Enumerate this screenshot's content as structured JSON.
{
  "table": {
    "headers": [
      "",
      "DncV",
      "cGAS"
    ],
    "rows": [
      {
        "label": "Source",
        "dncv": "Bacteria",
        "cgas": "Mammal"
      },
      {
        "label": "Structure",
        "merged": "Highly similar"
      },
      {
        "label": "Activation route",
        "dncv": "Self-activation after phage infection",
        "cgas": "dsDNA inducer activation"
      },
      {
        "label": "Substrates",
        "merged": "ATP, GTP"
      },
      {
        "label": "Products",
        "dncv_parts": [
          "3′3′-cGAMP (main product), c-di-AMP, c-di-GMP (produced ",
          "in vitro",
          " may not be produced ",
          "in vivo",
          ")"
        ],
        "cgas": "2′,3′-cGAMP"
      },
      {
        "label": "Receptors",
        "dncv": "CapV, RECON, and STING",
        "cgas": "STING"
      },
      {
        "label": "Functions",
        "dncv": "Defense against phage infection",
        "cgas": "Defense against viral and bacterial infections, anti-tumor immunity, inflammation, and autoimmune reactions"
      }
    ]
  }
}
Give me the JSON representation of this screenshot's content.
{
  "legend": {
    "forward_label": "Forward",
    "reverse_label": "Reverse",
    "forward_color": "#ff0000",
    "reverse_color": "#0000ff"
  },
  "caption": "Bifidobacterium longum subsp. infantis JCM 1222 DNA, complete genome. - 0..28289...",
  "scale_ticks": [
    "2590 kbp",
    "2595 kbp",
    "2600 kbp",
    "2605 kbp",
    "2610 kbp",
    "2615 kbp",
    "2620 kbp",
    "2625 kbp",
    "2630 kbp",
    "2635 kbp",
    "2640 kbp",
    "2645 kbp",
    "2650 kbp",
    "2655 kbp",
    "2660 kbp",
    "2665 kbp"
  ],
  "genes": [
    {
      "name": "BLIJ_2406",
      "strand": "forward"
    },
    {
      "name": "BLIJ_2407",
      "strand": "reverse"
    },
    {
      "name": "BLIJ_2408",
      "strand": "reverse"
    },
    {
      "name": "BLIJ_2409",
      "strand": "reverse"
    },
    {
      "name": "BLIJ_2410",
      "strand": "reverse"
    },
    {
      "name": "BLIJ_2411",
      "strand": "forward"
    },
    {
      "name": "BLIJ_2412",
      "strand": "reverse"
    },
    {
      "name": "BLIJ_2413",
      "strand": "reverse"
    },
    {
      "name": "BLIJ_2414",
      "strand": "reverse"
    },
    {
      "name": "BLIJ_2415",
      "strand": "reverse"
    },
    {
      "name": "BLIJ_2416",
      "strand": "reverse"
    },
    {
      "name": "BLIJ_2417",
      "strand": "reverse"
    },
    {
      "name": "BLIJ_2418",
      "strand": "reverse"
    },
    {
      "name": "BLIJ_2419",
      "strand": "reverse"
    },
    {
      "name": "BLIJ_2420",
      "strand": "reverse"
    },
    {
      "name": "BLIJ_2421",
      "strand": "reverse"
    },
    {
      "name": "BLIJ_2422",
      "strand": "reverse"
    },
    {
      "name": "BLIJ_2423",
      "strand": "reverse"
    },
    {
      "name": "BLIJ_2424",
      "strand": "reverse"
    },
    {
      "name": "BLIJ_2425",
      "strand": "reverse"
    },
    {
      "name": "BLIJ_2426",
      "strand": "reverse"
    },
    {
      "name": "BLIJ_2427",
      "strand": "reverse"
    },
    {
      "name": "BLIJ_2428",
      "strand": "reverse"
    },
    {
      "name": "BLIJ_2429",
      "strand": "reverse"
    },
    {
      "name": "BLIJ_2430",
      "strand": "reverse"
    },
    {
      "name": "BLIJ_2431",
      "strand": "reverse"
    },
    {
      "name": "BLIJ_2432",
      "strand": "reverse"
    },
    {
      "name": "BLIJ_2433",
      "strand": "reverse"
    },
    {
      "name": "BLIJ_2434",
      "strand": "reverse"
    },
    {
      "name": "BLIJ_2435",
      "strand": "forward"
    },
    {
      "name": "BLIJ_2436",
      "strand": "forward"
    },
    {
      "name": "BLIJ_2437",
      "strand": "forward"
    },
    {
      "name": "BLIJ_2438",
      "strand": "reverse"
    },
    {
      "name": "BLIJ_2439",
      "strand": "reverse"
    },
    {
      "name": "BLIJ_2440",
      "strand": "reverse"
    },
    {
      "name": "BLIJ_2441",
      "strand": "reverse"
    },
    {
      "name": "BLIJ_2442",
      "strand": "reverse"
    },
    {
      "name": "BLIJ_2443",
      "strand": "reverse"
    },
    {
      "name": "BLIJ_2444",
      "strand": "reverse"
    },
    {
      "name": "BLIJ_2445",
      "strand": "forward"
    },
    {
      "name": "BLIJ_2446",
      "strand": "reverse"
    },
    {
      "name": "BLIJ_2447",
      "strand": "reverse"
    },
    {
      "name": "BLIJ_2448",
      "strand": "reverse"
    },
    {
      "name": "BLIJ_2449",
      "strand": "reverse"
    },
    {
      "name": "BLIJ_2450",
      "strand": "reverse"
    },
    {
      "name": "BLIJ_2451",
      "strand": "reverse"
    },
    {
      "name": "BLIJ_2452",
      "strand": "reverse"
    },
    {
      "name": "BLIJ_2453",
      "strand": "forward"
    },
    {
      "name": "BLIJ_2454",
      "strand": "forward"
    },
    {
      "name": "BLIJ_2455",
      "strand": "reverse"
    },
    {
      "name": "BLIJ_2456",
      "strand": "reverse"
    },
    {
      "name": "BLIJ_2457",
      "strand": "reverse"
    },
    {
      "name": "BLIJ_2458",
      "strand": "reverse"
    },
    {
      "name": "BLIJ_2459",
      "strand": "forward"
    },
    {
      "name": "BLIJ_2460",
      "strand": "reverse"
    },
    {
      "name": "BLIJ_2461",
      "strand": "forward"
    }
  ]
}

# Work to be completed
The records above should be given again in full, exactly as written.

# Output below
Enumerate this screenshot's content as structured JSON.
{
  "table": {
    "headers": [
      "",
      "DncV",
      "cGAS"
    ],
    "rows": [
      {
        "label": "Source",
        "dncv": "Bacteria",
        "cgas": "Mammal"
      },
      {
        "label": "Structure",
        "merged": "Highly similar"
      },
      {
        "label": "Activation route",
        "dncv": "Self-activation after phage infection",
        "cgas": "dsDNA inducer activation"
      },
      {
        "label": "Substrates",
        "merged": "ATP, GTP"
      },
      {
        "label": "Products",
        "dncv_parts": [
          "3′3′-cGAMP (main product), c-di-AMP, c-di-GMP (produced ",
          "in vitro",
          " may not be produced ",
          "in vivo",
          ")"
        ],
        "cgas": "2′,3′-cGAMP"
      },
      {
        "label": "Receptors",
        "dncv": "CapV, RECON, and STING",
        "cgas": "STING"
      },
      {
        "label": "Functions",
        "dncv": "Defense against phage infection",
        "cgas": "Defense against viral and bacterial infections, anti-tumor immunity, inflammation, and autoimmune reactions"
      }
    ]
  }
}
Give me the JSON representation of this screenshot's content.
{
  "legend": {
    "forward_label": "Forward",
    "reverse_label": "Reverse",
    "forward_color": "#ff0000",
    "reverse_color": "#0000ff"
  },
  "caption": "Bifidobacterium longum subsp. infantis JCM 1222 DNA, complete genome. - 0..28289...",
  "scale_ticks": [
    "2590 kbp",
    "2595 kbp",
    "2600 kbp",
    "2605 kbp",
    "2610 kbp",
    "2615 kbp",
    "2620 kbp",
    "2625 kbp",
    "2630 kbp",
    "2635 kbp",
    "2640 kbp",
    "2645 kbp",
    "2650 kbp",
    "2655 kbp",
    "2660 kbp",
    "2665 kbp"
  ],
  "genes": [
    {
      "name": "BLIJ_2406",
      "strand": "forward"
    },
    {
      "name": "BLIJ_2407",
      "strand": "reverse"
    },
    {
      "name": "BLIJ_2408",
      "strand": "reverse"
    },
    {
      "name": "BLIJ_2409",
      "strand": "reverse"
    },
    {
      "name": "BLIJ_2410",
      "strand": "reverse"
    },
    {
      "name": "BLIJ_2411",
      "strand": "forward"
    },
    {
      "name": "BLIJ_2412",
      "strand": "reverse"
    },
    {
      "name": "BLIJ_2413",
      "strand": "reverse"
    },
    {
      "name": "BLIJ_2414",
      "strand": "reverse"
    },
    {
      "name": "BLIJ_2415",
      "strand": "reverse"
    },
    {
      "name": "BLIJ_2416",
      "strand": "reverse"
    },
    {
      "name": "BLIJ_2417",
      "strand": "reverse"
    },
    {
      "name": "BLIJ_2418",
      "strand": "reverse"
    },
    {
      "name": "BLIJ_2419",
      "strand": "reverse"
    },
    {
      "name": "BLIJ_2420",
      "strand": "reverse"
    },
    {
      "name": "BLIJ_2421",
      "strand": "reverse"
    },
    {
      "name": "BLIJ_2422",
      "strand": "reverse"
    },
    {
      "name": "BLIJ_2423",
      "strand": "reverse"
    },
    {
      "name": "BLIJ_2424",
      "strand": "reverse"
    },
    {
      "name": "BLIJ_2425",
      "strand": "reverse"
    },
    {
      "name": "BLIJ_2426",
      "strand": "reverse"
    },
    {
      "name": "BLIJ_2427",
      "strand": "reverse"
    },
    {
      "name": "BLIJ_2428",
      "strand": "reverse"
    },
    {
      "name": "BLIJ_2429",
      "strand": "reverse"
    },
    {
      "name": "BLIJ_2430",
      "strand": "reverse"
    },
    {
      "name": "BLIJ_2431",
      "strand": "reverse"
    },
    {
      "name": "BLIJ_2432",
      "strand": "reverse"
    },
    {
      "name": "BLIJ_2433",
      "strand": "reverse"
    },
    {
      "name": "BLIJ_2434",
      "strand": "reverse"
    },
    {
      "name": "BLIJ_2435",
      "strand": "forward"
    },
    {
      "name": "BLIJ_2436",
      "strand": "forward"
    },
    {
      "name": "BLIJ_2437",
      "strand": "forward"
    },
    {
      "name": "BLIJ_2438",
      "strand": "reverse"
    },
    {
      "name": "BLIJ_2439",
      "strand": "reverse"
    },
    {
      "name": "BLIJ_2440",
      "strand": "reverse"
    },
    {
      "name": "BLIJ_2441",
      "strand": "reverse"
    },
    {
      "name": "BLIJ_2442",
      "strand": "reverse"
    },
    {
      "name": "BLIJ_2443",
      "strand": "reverse"
    },
    {
      "name": "BLIJ_2444",
      "strand": "reverse"
    },
    {
      "name": "BLIJ_2445",
      "strand": "forward"
    },
    {
      "name": "BLIJ_2446",
      "strand": "reverse"
    },
    {
      "name": "BLIJ_2447",
      "strand": "reverse"
    },
    {
      "name": "BLIJ_2448",
      "strand": "reverse"
    },
    {
      "name": "BLIJ_2449",
      "strand": "reverse"
    },
    {
      "name": "BLIJ_2450",
      "strand": "reverse"
    },
    {
      "name": "BLIJ_2451",
      "strand": "reverse"
    },
    {
      "name": "BLIJ_2452",
      "strand": "reverse"
    },
    {
      "name": "BLIJ_2453",
      "strand": "forward"
    },
    {
      "name": "BLIJ_2454",
      "strand": "forward"
    },
    {
      "name": "BLIJ_2455",
      "strand": "reverse"
    },
    {
      "name": "BLIJ_2456",
      "strand": "reverse"
    },
    {
      "name": "BLIJ_2457",
      "strand": "reverse"
    },
    {
      "name": "BLIJ_2458",
      "strand": "reverse"
    },
    {
      "name": "BLIJ_2459",
      "strand": "forward"
    },
    {
      "name": "BLIJ_2460",
      "strand": "reverse"
    },
    {
      "name": "BLIJ_2461",
      "strand": "forward"
    }
  ]
}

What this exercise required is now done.